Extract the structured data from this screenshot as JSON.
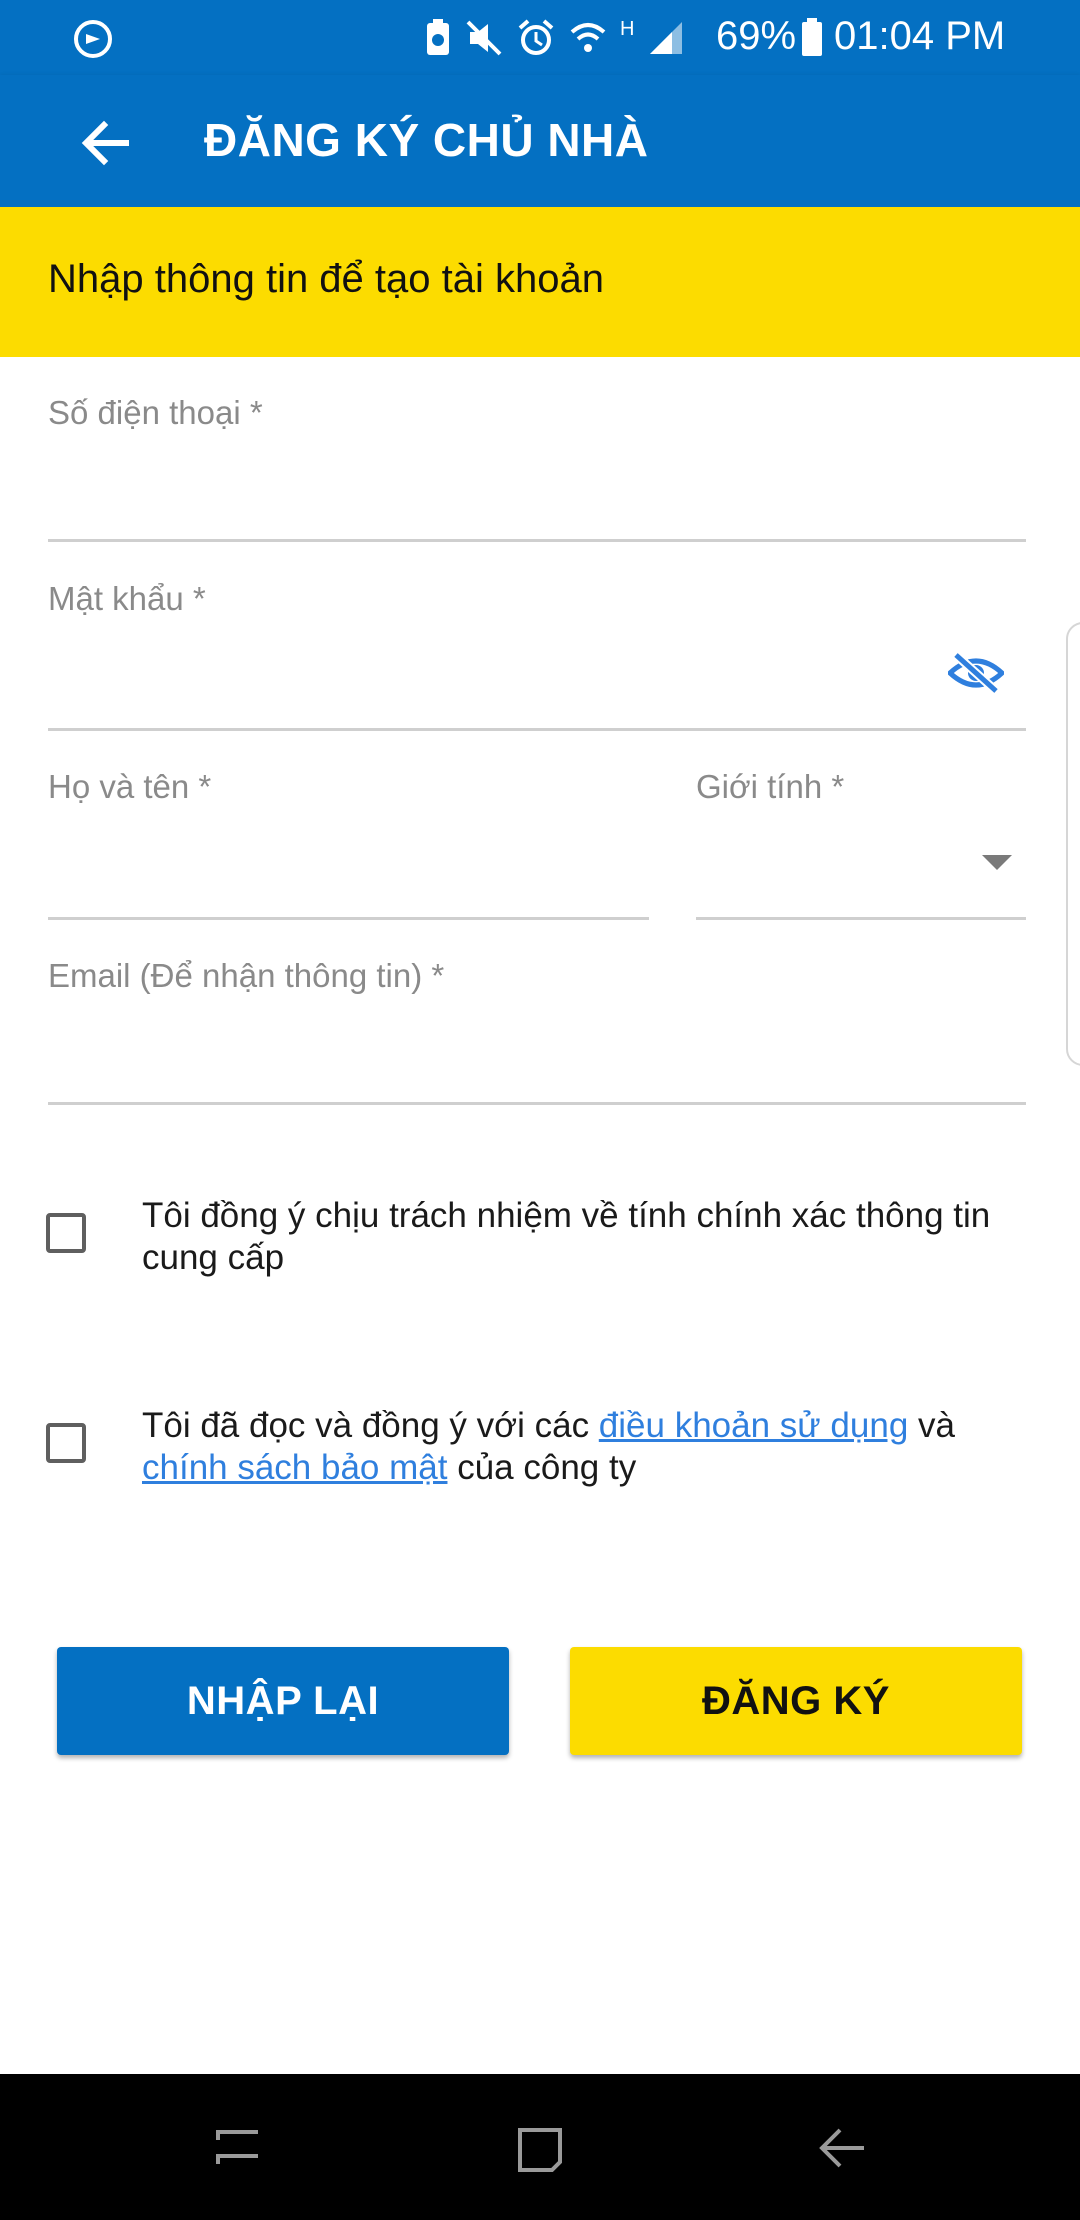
{
  "status_bar": {
    "battery": "69%",
    "time": "01:04 PM",
    "network_type": "H"
  },
  "app_bar": {
    "title": "ĐĂNG KÝ CHỦ NHÀ"
  },
  "banner": {
    "text": "Nhập thông tin để tạo tài khoản"
  },
  "form": {
    "phone_label": "Số điện thoại *",
    "password_label": "Mật khẩu *",
    "fullname_label": "Họ và tên *",
    "gender_label": "Giới tính *",
    "email_label": "Email (Để nhận thông tin) *",
    "phone_value": "",
    "password_value": "",
    "fullname_value": "",
    "email_value": ""
  },
  "agreements": {
    "accuracy_text": "Tôi đồng ý chịu trách nhiệm về tính chính xác thông tin cung cấp",
    "terms_prefix": "Tôi đã đọc và đồng ý với các ",
    "terms_link": "điều khoản sử dụng",
    "terms_mid": " và ",
    "privacy_link": "chính sách bảo mật",
    "terms_suffix": " của công ty"
  },
  "buttons": {
    "reset": "NHẬP LẠI",
    "register": "ĐĂNG KÝ"
  },
  "colors": {
    "primary_blue": "#0470c2",
    "accent_yellow": "#fcdc00",
    "link_blue": "#2f7fde"
  }
}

## YOUR INSTRUCTIONS
In the records above, tally the lines where the word "khoản" appears, and give the number and nothing else.

## OUTPUT OF THE EXERCISE
2